Required task: In the listing that follows, count each line where the word "color" appears; write nothing but the count.

Given data:
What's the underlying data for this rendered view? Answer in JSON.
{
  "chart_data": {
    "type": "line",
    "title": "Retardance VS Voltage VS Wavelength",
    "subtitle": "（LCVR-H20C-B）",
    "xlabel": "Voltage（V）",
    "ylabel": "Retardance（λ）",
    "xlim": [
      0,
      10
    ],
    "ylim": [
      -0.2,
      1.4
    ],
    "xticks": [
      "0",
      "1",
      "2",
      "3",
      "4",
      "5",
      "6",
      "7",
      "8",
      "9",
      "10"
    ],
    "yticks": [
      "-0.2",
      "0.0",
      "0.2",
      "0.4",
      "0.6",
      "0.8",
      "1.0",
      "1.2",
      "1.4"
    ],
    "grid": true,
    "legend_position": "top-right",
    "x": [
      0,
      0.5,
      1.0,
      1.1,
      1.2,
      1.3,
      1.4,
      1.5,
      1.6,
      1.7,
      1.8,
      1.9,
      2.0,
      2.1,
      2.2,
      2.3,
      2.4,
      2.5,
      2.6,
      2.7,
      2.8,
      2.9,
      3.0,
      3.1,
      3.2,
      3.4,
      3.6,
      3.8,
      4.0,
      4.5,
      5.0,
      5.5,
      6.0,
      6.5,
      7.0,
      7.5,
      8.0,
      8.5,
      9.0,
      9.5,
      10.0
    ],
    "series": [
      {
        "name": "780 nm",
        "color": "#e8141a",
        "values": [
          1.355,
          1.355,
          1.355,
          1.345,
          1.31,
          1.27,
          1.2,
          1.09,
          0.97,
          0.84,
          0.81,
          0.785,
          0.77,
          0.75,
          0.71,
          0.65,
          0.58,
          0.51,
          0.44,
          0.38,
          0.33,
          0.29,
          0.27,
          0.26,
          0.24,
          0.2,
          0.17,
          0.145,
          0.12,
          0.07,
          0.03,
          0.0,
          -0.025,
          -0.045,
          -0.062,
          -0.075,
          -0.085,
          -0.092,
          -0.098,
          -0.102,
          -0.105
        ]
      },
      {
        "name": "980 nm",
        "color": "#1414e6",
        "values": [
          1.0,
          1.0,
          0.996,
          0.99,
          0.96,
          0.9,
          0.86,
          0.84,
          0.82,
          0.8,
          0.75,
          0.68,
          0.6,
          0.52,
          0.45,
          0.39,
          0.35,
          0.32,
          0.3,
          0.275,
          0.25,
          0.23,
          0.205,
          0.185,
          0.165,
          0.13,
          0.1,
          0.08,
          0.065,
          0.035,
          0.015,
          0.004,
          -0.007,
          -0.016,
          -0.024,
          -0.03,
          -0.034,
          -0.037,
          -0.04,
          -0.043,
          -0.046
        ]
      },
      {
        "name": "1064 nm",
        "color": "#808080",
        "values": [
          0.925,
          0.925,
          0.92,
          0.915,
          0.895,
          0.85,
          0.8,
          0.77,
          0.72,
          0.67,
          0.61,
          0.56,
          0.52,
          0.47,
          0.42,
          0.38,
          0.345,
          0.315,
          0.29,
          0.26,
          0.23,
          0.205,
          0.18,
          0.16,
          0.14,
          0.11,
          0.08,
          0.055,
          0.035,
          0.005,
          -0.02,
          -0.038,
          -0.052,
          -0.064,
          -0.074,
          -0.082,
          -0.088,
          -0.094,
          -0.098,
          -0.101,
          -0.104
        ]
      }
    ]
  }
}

Task response: 3